## Short task
Each entry below should be written out exactly as it is, with no pictures.

## Supplied records

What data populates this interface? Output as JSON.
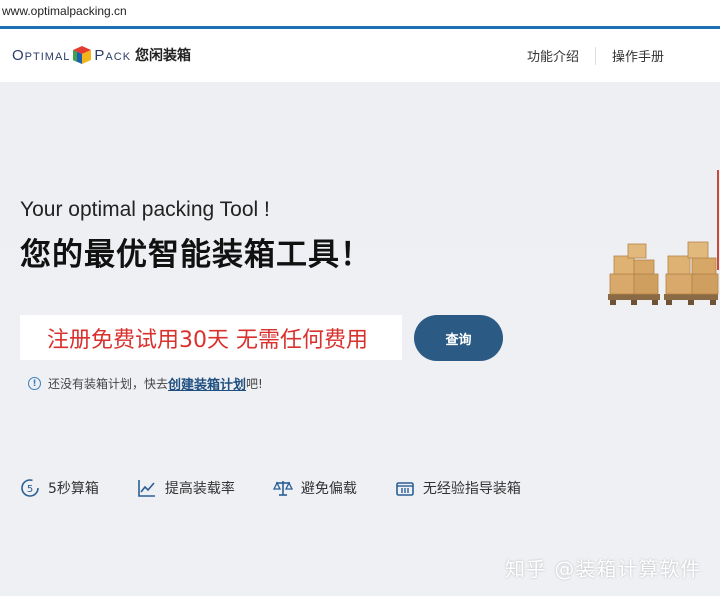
{
  "browser": {
    "url": "www.optimalpacking.cn"
  },
  "header": {
    "logo_left": "Optimal",
    "logo_right": "Pack",
    "logo_cn": "您闲装箱",
    "nav": [
      {
        "label": "功能介绍"
      },
      {
        "label": "操作手册"
      }
    ]
  },
  "hero": {
    "subtitle": "Your optimal packing Tool !",
    "title": "您的最优智能装箱工具！",
    "promo": "注册免费试用30天   无需任何费用",
    "query_label": "查询",
    "hint_prefix": "还没有装箱计划，快去",
    "hint_link": "创建装箱计划",
    "hint_suffix": "吧!"
  },
  "features": [
    {
      "label": "5秒算箱",
      "icon": "timer-5-icon"
    },
    {
      "label": "提高装载率",
      "icon": "line-chart-icon"
    },
    {
      "label": "避免偏载",
      "icon": "balance-scale-icon"
    },
    {
      "label": "无经验指导装箱",
      "icon": "container-icon"
    }
  ],
  "watermark": "知乎 @装箱计算软件",
  "colors": {
    "accent": "#1f6fb5",
    "button": "#2b5a85",
    "promo_text": "#d8322e",
    "link": "#1f4f80"
  }
}
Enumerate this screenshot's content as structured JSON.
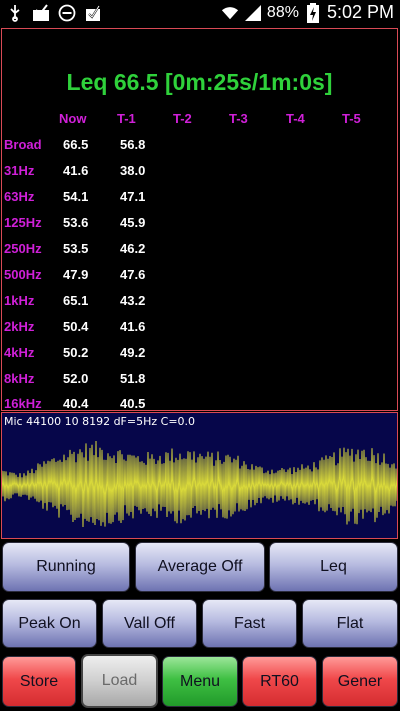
{
  "status_bar": {
    "battery": "88%",
    "time": "5:02 PM",
    "icons": [
      "usb-icon",
      "mail-check-icon",
      "do-not-disturb-icon",
      "clipboard-check-icon",
      "wifi-icon",
      "signal-icon",
      "battery-charging-icon"
    ]
  },
  "meter": {
    "leq_title": "Leq  66.5 [0m:25s/1m:0s]",
    "columns": [
      "Now",
      "T-1",
      "T-2",
      "T-3",
      "T-4",
      "T-5"
    ],
    "rows": [
      {
        "label": "Broad",
        "now": "66.5",
        "t1": "56.8"
      },
      {
        "label": "31Hz",
        "now": "41.6",
        "t1": "38.0"
      },
      {
        "label": "63Hz",
        "now": "54.1",
        "t1": "47.1"
      },
      {
        "label": "125Hz",
        "now": "53.6",
        "t1": "45.9"
      },
      {
        "label": "250Hz",
        "now": "53.5",
        "t1": "46.2"
      },
      {
        "label": "500Hz",
        "now": "47.9",
        "t1": "47.6"
      },
      {
        "label": "1kHz",
        "now": "65.1",
        "t1": "43.2"
      },
      {
        "label": "2kHz",
        "now": "50.4",
        "t1": "41.6"
      },
      {
        "label": "4kHz",
        "now": "50.2",
        "t1": "49.2"
      },
      {
        "label": "8kHz",
        "now": "52.0",
        "t1": "51.8"
      },
      {
        "label": "16kHz",
        "now": "40.4",
        "t1": "40.5"
      }
    ]
  },
  "waveform": {
    "label": "Mic 44100 10 8192 dF=5Hz C=0.0",
    "color": "#d8d83a",
    "background": "#06064a"
  },
  "buttons": {
    "row1": [
      "Running",
      "Average Off",
      "Leq"
    ],
    "row2": [
      "Peak On",
      "Vall Off",
      "Fast",
      "Flat"
    ],
    "row3": [
      "Store",
      "Load",
      "Menu",
      "RT60",
      "Gener"
    ]
  },
  "colors": {
    "accent_green": "#2fd13b",
    "label_magenta": "#d020d8",
    "panel_border": "#d94a55"
  }
}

## The result
What data populates this interface? Output as JSON.
{
  "browser": {
    "url": "www.optimalpacking.cn"
  },
  "header": {
    "logo_left": "Optimal",
    "logo_right": "Pack",
    "logo_cn": "您闲装箱",
    "nav": [
      {
        "label": "功能介绍"
      },
      {
        "label": "操作手册"
      }
    ]
  },
  "hero": {
    "subtitle": "Your optimal packing Tool !",
    "title": "您的最优智能装箱工具！",
    "promo": "注册免费试用30天   无需任何费用",
    "query_label": "查询",
    "hint_prefix": "还没有装箱计划，快去",
    "hint_link": "创建装箱计划",
    "hint_suffix": "吧!"
  },
  "features": [
    {
      "label": "5秒算箱",
      "icon": "timer-5-icon"
    },
    {
      "label": "提高装载率",
      "icon": "line-chart-icon"
    },
    {
      "label": "避免偏载",
      "icon": "balance-scale-icon"
    },
    {
      "label": "无经验指导装箱",
      "icon": "container-icon"
    }
  ],
  "watermark": "知乎 @装箱计算软件",
  "colors": {
    "accent": "#1f6fb5",
    "button": "#2b5a85",
    "promo_text": "#d8322e",
    "link": "#1f4f80"
  }
}
Enumerate this screenshot's content as structured JSON.
{
  "status_bar": {
    "battery": "88%",
    "time": "5:02 PM",
    "icons": [
      "usb-icon",
      "mail-check-icon",
      "do-not-disturb-icon",
      "clipboard-check-icon",
      "wifi-icon",
      "signal-icon",
      "battery-charging-icon"
    ]
  },
  "meter": {
    "leq_title": "Leq  66.5 [0m:25s/1m:0s]",
    "columns": [
      "Now",
      "T-1",
      "T-2",
      "T-3",
      "T-4",
      "T-5"
    ],
    "rows": [
      {
        "label": "Broad",
        "now": "66.5",
        "t1": "56.8"
      },
      {
        "label": "31Hz",
        "now": "41.6",
        "t1": "38.0"
      },
      {
        "label": "63Hz",
        "now": "54.1",
        "t1": "47.1"
      },
      {
        "label": "125Hz",
        "now": "53.6",
        "t1": "45.9"
      },
      {
        "label": "250Hz",
        "now": "53.5",
        "t1": "46.2"
      },
      {
        "label": "500Hz",
        "now": "47.9",
        "t1": "47.6"
      },
      {
        "label": "1kHz",
        "now": "65.1",
        "t1": "43.2"
      },
      {
        "label": "2kHz",
        "now": "50.4",
        "t1": "41.6"
      },
      {
        "label": "4kHz",
        "now": "50.2",
        "t1": "49.2"
      },
      {
        "label": "8kHz",
        "now": "52.0",
        "t1": "51.8"
      },
      {
        "label": "16kHz",
        "now": "40.4",
        "t1": "40.5"
      }
    ]
  },
  "waveform": {
    "label": "Mic 44100 10 8192 dF=5Hz C=0.0",
    "color": "#d8d83a",
    "background": "#06064a"
  },
  "buttons": {
    "row1": [
      "Running",
      "Average Off",
      "Leq"
    ],
    "row2": [
      "Peak On",
      "Vall Off",
      "Fast",
      "Flat"
    ],
    "row3": [
      "Store",
      "Load",
      "Menu",
      "RT60",
      "Gener"
    ]
  },
  "colors": {
    "accent_green": "#2fd13b",
    "label_magenta": "#d020d8",
    "panel_border": "#d94a55"
  }
}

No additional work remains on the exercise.